**Problem to work on**
Your task is to give the number of lines in the listing that include "text", and nothing else.

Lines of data
_ _ _ _

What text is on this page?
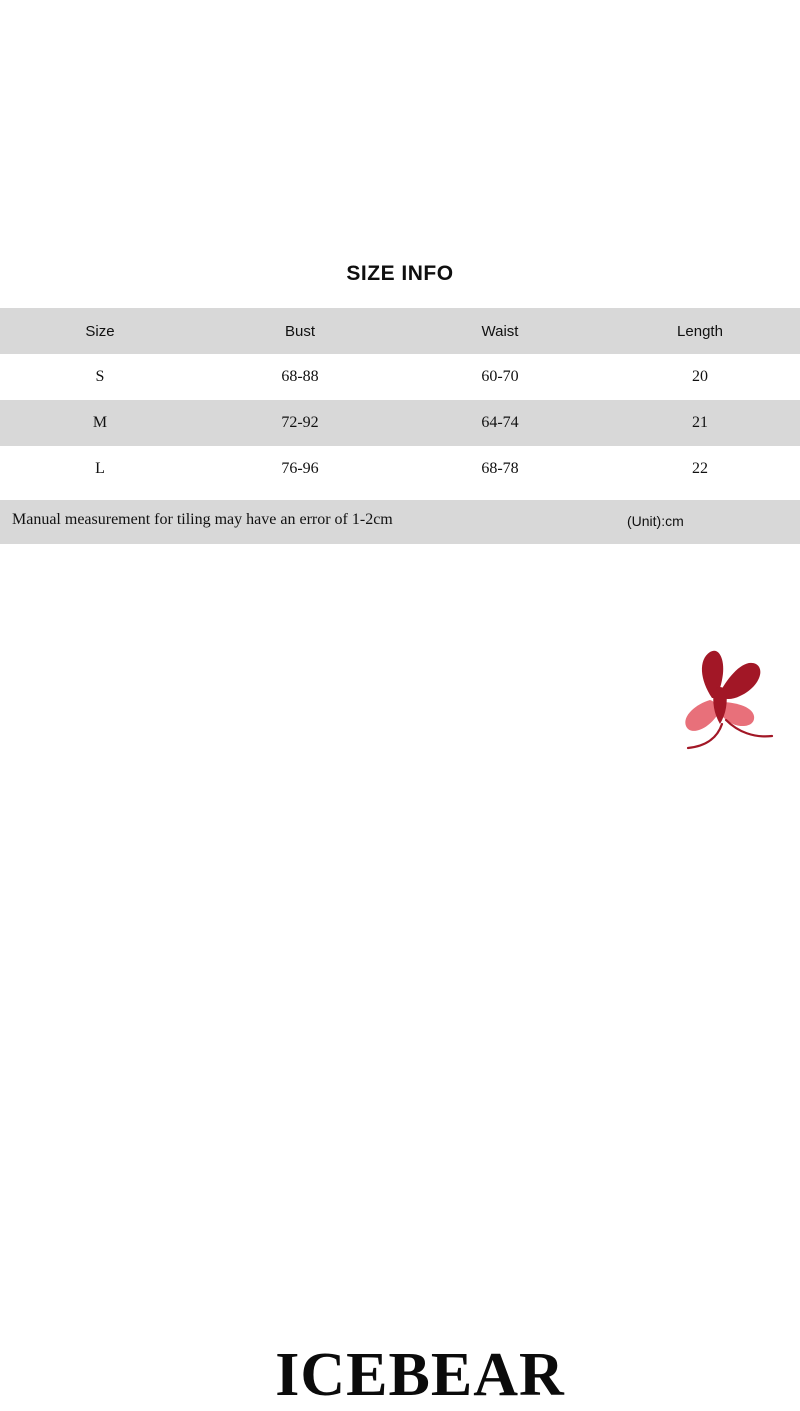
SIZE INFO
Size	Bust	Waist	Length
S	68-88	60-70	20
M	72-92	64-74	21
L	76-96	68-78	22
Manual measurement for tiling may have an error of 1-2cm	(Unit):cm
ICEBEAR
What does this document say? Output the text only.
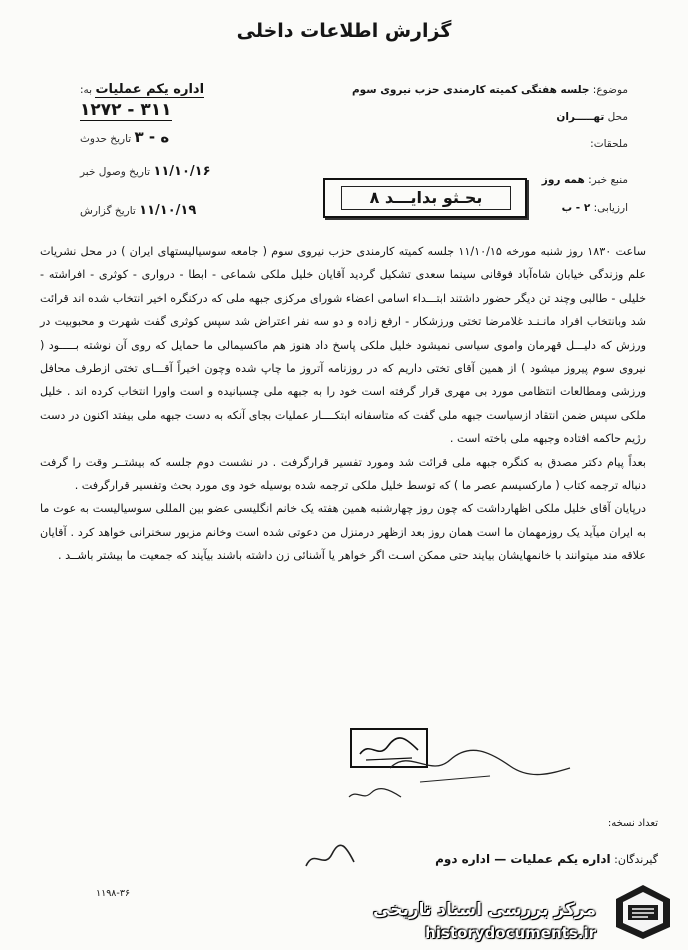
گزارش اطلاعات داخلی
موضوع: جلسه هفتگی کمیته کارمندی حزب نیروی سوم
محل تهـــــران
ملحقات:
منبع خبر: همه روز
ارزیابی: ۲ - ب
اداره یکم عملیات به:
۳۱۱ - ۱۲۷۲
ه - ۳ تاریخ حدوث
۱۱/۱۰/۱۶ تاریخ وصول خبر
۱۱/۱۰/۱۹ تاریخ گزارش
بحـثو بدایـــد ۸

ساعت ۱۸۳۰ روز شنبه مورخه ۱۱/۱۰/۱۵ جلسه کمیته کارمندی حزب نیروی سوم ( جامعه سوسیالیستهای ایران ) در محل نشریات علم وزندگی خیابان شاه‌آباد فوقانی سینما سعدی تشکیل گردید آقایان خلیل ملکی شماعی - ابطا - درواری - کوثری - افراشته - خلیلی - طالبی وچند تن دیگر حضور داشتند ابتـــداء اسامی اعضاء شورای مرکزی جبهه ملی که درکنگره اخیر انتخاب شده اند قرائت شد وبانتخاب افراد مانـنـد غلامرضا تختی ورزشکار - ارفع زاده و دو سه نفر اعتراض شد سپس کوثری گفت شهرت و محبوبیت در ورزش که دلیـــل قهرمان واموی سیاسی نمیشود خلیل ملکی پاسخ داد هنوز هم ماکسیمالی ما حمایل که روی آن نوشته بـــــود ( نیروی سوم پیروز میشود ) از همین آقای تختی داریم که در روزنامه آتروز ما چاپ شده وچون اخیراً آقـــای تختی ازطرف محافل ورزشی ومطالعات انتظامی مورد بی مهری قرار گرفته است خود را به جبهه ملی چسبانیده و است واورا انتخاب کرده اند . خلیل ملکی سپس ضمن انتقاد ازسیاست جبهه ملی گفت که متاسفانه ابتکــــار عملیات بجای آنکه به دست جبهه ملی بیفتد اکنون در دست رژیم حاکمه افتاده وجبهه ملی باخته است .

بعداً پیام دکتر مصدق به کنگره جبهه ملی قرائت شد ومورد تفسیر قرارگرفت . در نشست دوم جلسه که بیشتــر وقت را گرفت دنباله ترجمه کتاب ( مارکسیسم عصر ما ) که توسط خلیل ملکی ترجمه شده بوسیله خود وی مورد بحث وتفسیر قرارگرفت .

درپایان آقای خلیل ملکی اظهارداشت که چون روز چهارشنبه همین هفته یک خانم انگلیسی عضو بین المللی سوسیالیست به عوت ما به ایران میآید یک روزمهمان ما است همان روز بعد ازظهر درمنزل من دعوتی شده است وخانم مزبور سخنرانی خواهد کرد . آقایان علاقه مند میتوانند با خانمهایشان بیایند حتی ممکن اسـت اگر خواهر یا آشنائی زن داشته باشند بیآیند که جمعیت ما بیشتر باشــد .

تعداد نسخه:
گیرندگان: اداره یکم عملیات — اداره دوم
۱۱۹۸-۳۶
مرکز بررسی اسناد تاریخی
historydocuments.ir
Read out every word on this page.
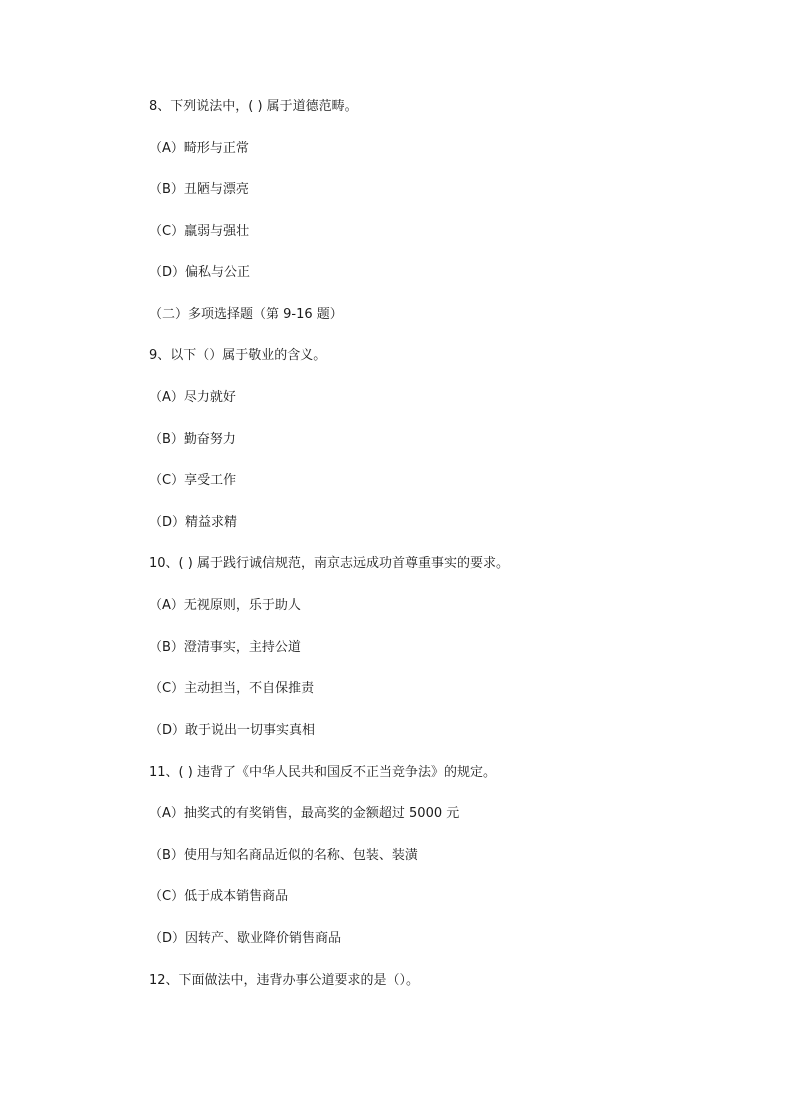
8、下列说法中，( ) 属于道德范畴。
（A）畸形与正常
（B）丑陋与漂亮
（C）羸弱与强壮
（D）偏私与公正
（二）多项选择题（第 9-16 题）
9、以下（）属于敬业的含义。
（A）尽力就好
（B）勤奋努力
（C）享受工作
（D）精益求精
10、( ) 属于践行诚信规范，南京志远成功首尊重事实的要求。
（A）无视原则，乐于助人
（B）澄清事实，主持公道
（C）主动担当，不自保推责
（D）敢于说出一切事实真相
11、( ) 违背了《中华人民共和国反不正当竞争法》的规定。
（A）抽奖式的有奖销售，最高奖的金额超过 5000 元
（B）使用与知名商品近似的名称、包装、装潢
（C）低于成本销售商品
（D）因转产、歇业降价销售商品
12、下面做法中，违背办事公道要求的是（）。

_ _ _ _

**Exercise solution**
2